Records from a collection:
* Begin *

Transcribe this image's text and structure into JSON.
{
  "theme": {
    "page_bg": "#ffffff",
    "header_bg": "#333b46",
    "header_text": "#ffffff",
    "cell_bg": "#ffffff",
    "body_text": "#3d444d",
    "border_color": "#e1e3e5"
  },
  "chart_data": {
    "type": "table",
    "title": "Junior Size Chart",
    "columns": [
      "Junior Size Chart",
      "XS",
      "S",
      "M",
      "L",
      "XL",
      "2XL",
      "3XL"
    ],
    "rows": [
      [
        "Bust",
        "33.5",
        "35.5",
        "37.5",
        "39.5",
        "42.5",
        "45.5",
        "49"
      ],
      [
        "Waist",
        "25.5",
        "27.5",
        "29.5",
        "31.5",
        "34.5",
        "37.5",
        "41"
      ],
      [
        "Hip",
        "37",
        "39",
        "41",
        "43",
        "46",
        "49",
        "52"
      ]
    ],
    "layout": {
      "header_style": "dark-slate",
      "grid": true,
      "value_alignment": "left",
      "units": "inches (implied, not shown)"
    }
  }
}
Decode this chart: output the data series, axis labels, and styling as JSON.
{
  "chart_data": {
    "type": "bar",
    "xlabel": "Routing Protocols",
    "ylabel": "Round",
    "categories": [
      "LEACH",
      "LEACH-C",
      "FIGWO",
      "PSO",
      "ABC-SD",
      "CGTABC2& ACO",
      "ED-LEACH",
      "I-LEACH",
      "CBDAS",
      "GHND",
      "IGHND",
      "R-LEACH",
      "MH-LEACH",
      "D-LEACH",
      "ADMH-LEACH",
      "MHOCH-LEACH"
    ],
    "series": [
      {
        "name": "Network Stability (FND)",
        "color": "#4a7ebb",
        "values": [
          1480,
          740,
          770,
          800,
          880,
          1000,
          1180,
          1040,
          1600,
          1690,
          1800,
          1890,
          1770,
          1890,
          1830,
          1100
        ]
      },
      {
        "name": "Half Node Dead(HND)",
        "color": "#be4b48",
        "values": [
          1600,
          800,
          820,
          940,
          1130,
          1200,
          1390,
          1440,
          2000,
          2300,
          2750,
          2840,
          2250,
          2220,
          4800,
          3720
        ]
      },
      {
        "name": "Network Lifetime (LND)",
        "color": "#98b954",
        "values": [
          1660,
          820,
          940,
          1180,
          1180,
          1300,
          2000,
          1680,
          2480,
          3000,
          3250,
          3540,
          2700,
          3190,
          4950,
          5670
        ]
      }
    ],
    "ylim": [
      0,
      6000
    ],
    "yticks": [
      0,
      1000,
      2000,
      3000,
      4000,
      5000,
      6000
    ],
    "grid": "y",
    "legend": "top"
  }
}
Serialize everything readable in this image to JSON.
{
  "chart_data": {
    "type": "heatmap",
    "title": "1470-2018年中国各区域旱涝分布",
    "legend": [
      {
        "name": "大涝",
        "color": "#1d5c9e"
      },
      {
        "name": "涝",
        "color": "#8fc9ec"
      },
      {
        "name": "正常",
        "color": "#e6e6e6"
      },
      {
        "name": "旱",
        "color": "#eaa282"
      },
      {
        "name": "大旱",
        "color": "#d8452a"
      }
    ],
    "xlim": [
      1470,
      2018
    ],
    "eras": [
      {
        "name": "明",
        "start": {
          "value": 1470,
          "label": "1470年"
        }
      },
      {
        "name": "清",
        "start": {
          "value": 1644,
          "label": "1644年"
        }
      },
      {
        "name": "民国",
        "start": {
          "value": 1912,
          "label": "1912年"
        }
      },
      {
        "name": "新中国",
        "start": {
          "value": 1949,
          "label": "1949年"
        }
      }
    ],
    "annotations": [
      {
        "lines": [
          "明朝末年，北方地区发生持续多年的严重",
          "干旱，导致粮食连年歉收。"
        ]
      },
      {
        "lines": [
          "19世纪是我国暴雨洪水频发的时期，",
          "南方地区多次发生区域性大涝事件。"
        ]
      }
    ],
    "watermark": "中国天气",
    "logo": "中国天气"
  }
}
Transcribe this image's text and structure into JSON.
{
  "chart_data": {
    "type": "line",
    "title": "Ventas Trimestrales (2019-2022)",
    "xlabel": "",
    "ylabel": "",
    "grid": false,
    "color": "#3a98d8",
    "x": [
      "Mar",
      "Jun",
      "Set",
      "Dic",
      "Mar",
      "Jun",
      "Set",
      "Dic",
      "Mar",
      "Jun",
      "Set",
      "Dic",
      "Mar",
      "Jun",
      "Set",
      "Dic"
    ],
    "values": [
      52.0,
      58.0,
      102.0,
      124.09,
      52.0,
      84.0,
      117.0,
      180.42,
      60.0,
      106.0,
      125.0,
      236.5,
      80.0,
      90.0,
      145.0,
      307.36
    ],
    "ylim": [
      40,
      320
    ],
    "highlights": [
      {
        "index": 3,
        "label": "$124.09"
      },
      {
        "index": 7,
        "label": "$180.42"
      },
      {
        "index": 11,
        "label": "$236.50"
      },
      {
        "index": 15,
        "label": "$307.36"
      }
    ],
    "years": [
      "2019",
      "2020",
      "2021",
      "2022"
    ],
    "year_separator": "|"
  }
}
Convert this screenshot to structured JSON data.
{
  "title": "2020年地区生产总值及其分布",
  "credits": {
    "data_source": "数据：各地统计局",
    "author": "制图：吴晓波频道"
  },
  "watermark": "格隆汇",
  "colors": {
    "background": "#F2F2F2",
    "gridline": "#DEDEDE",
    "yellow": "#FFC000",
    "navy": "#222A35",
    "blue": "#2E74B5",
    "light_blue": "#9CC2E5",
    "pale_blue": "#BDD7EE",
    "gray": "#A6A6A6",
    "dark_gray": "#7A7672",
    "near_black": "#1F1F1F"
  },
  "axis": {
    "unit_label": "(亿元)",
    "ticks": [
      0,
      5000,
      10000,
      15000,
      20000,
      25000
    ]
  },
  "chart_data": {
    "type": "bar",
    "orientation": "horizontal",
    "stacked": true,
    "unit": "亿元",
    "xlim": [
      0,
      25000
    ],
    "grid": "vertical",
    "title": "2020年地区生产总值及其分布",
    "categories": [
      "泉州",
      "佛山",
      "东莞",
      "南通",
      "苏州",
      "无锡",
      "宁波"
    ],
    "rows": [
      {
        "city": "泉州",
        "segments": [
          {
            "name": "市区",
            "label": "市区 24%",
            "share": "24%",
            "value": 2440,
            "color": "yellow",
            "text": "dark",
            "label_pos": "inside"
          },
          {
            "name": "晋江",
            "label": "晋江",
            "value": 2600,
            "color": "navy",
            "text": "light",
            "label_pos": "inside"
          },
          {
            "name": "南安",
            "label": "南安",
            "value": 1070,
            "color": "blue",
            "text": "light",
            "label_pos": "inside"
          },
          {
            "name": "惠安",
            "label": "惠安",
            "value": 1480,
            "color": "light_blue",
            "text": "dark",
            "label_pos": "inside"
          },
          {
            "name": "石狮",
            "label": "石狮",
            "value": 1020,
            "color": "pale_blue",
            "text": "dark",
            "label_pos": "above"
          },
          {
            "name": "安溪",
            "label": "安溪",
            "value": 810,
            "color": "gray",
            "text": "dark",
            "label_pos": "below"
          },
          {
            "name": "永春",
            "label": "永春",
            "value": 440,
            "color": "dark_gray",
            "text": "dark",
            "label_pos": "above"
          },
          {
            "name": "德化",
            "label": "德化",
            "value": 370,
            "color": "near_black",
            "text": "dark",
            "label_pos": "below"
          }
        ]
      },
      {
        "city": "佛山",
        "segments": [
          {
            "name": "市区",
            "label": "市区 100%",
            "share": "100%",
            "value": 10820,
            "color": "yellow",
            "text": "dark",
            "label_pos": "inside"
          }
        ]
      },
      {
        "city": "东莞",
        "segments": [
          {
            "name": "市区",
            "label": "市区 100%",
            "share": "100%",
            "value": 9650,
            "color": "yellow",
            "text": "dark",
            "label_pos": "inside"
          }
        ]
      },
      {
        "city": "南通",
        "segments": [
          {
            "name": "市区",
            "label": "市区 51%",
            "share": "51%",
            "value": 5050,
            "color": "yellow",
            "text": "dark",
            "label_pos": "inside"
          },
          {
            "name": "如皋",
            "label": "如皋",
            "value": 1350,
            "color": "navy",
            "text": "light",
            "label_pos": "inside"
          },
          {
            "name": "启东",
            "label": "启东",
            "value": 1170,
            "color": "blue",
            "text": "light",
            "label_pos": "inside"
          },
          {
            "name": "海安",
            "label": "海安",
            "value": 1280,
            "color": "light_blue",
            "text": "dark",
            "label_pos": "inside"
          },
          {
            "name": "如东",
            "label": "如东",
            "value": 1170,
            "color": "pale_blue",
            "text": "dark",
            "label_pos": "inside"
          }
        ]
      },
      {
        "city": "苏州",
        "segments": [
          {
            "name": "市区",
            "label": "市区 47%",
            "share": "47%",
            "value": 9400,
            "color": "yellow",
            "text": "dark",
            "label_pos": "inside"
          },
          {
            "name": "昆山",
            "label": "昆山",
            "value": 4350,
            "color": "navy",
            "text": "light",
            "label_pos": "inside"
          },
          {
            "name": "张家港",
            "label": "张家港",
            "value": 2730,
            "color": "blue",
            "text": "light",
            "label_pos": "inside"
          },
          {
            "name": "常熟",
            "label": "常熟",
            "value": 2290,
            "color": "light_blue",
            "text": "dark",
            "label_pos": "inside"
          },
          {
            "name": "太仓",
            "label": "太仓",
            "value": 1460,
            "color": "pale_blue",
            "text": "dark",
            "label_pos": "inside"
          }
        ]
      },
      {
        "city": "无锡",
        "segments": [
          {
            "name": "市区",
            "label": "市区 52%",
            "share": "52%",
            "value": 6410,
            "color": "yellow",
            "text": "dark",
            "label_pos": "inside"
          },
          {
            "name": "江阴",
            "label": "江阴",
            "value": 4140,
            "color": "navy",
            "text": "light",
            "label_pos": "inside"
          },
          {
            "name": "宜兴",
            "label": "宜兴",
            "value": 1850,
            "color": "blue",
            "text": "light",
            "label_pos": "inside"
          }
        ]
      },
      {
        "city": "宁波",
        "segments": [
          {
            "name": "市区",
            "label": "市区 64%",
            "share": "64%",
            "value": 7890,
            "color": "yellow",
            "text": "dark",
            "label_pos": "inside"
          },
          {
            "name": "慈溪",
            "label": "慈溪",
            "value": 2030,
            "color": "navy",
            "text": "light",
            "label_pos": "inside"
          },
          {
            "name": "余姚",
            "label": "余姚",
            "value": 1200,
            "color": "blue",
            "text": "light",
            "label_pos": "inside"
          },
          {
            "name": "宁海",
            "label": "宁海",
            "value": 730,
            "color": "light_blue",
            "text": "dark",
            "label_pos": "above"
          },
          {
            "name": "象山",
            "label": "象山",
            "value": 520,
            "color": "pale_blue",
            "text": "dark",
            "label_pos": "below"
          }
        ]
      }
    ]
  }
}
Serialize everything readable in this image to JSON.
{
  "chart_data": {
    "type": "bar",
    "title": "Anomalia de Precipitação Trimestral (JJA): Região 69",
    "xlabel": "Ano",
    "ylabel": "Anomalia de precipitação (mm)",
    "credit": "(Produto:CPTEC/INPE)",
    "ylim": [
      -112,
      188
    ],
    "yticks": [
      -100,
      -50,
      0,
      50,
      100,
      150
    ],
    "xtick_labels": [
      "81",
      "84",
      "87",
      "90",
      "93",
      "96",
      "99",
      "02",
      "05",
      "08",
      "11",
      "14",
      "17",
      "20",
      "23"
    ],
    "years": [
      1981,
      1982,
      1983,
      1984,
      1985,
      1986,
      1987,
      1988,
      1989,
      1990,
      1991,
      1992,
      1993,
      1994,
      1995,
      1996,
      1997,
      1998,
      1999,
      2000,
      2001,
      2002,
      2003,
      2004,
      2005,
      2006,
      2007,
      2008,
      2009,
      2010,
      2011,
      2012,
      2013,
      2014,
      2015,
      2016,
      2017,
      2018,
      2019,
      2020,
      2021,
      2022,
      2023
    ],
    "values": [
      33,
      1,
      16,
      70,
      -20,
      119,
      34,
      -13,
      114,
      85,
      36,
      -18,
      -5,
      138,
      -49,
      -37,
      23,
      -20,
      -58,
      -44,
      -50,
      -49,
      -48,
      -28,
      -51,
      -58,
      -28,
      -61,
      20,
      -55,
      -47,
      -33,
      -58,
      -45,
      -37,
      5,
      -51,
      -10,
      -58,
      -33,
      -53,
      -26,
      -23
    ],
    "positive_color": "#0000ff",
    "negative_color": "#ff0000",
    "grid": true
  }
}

* End *

WORK TO BE COMPLETED: Report how many lines above hold the string "Anomalia", giving nothing but the number.

OUTPUT: 2